TASK TO COMPLETE: Exactly as written, please set down all of the entries again, with no pictures.

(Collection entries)
## START
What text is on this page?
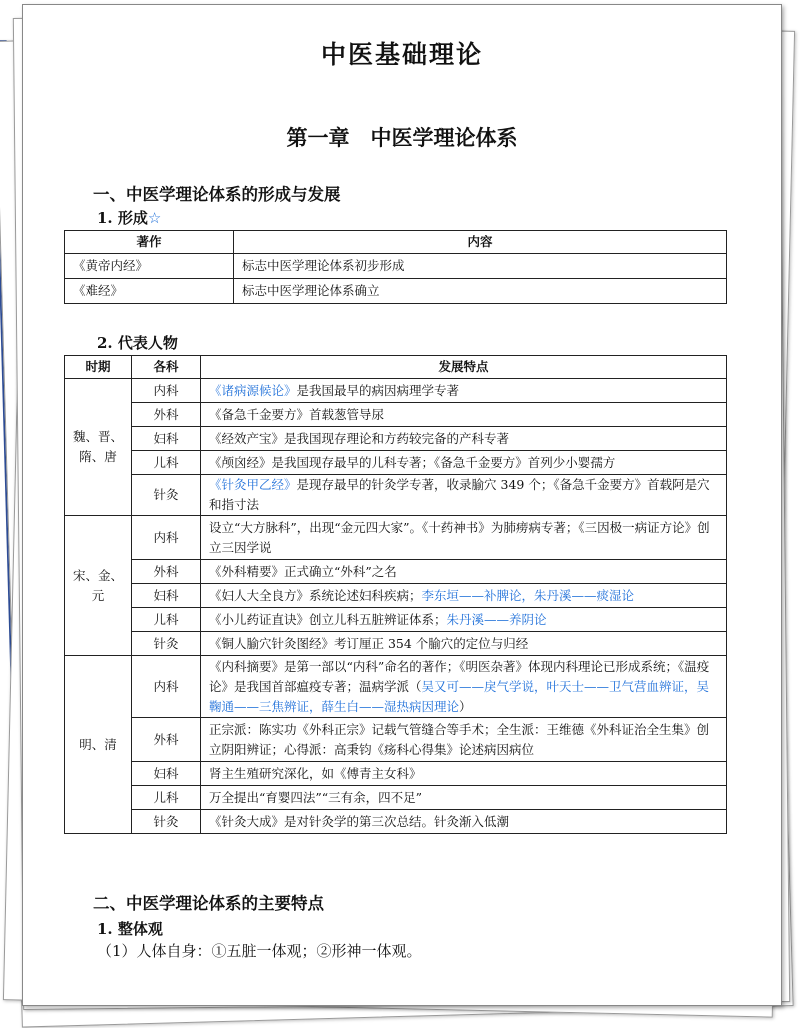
中医基础理论
第一章　中医学理论体系
一、中医学理论体系的形成与发展
1. 形成☆
著作	内容
《黄帝内经》	标志中医学理论体系初步形成
《难经》	标志中医学理论体系确立
2. 代表人物
时期	各科	发展特点
魏、晋、
隋、唐	内科	《诸病源候论》是我国最早的病因病理学专著
	外科	《备急千金要方》首载葱管导尿
	妇科	《经效产宝》是我国现存理论和方药较完备的产科专著
	儿科	《颅囟经》是我国现存最早的儿科专著；《备急千金要方》首列少小婴孺方
	针灸	《针灸甲乙经》是现存最早的针灸学专著，收录腧穴 349 个；《备急千金要方》首载阿是穴和指寸法
宋、金、元	内科	设立“大方脉科”，出现“金元四大家”。《十药神书》为肺痨病专著；《三因极一病证方论》创立三因学说
	外科	《外科精要》正式确立“外科”之名
	妇科	《妇人大全良方》系统论述妇科疾病；李东垣——补脾论，朱丹溪——痰湿论
	儿科	《小儿药证直诀》创立儿科五脏辨证体系；朱丹溪——养阴论
	针灸	《铜人腧穴针灸图经》考订厘正 354 个腧穴的定位与归经
明、清	内科	《内科摘要》是第一部以“内科”命名的著作；《明医杂著》体现内科理论已形成系统；《温疫论》是我国首部瘟疫专著；温病学派（吴又可——戾气学说，叶天士——卫气营血辨证，吴鞠通——三焦辨证，薛生白——湿热病因理论）
	外科	正宗派：陈实功《外科正宗》记载气管缝合等手术；全生派：王维德《外科证治全生集》创立阴阳辨证；心得派：高秉钧《疡科心得集》论述病因病位
	妇科	肾主生殖研究深化，如《傅青主女科》
	儿科	万全提出“育婴四法”“三有余，四不足”
	针灸	《针灸大成》是对针灸学的第三次总结。针灸渐入低潮
二、中医学理论体系的主要特点
1. 整体观
（1）人体自身：①五脏一体观；②形神一体观。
## END
EXPECTED ANSWER:
What text is on this page?
中医基础理论
第一章　中医学理论体系
一、中医学理论体系的形成与发展
1. 形成☆
著作	内容
《黄帝内经》	标志中医学理论体系初步形成
《难经》	标志中医学理论体系确立
2. 代表人物
时期	各科	发展特点
魏、晋、
隋、唐	内科	《诸病源候论》是我国最早的病因病理学专著
	外科	《备急千金要方》首载葱管导尿
	妇科	《经效产宝》是我国现存理论和方药较完备的产科专著
	儿科	《颅囟经》是我国现存最早的儿科专著；《备急千金要方》首列少小婴孺方
	针灸	《针灸甲乙经》是现存最早的针灸学专著，收录腧穴 349 个；《备急千金要方》首载阿是穴和指寸法
宋、金、元	内科	设立“大方脉科”，出现“金元四大家”。《十药神书》为肺痨病专著；《三因极一病证方论》创立三因学说
	外科	《外科精要》正式确立“外科”之名
	妇科	《妇人大全良方》系统论述妇科疾病；李东垣——补脾论，朱丹溪——痰湿论
	儿科	《小儿药证直诀》创立儿科五脏辨证体系；朱丹溪——养阴论
	针灸	《铜人腧穴针灸图经》考订厘正 354 个腧穴的定位与归经
明、清	内科	《内科摘要》是第一部以“内科”命名的著作；《明医杂著》体现内科理论已形成系统；《温疫论》是我国首部瘟疫专著；温病学派（吴又可——戾气学说，叶天士——卫气营血辨证，吴鞠通——三焦辨证，薛生白——湿热病因理论）
	外科	正宗派：陈实功《外科正宗》记载气管缝合等手术；全生派：王维德《外科证治全生集》创立阴阳辨证；心得派：高秉钧《疡科心得集》论述病因病位
	妇科	肾主生殖研究深化，如《傅青主女科》
	儿科	万全提出“育婴四法”“三有余，四不足”
	针灸	《针灸大成》是对针灸学的第三次总结。针灸渐入低潮
二、中医学理论体系的主要特点
1. 整体观
（1）人体自身：①五脏一体观；②形神一体观。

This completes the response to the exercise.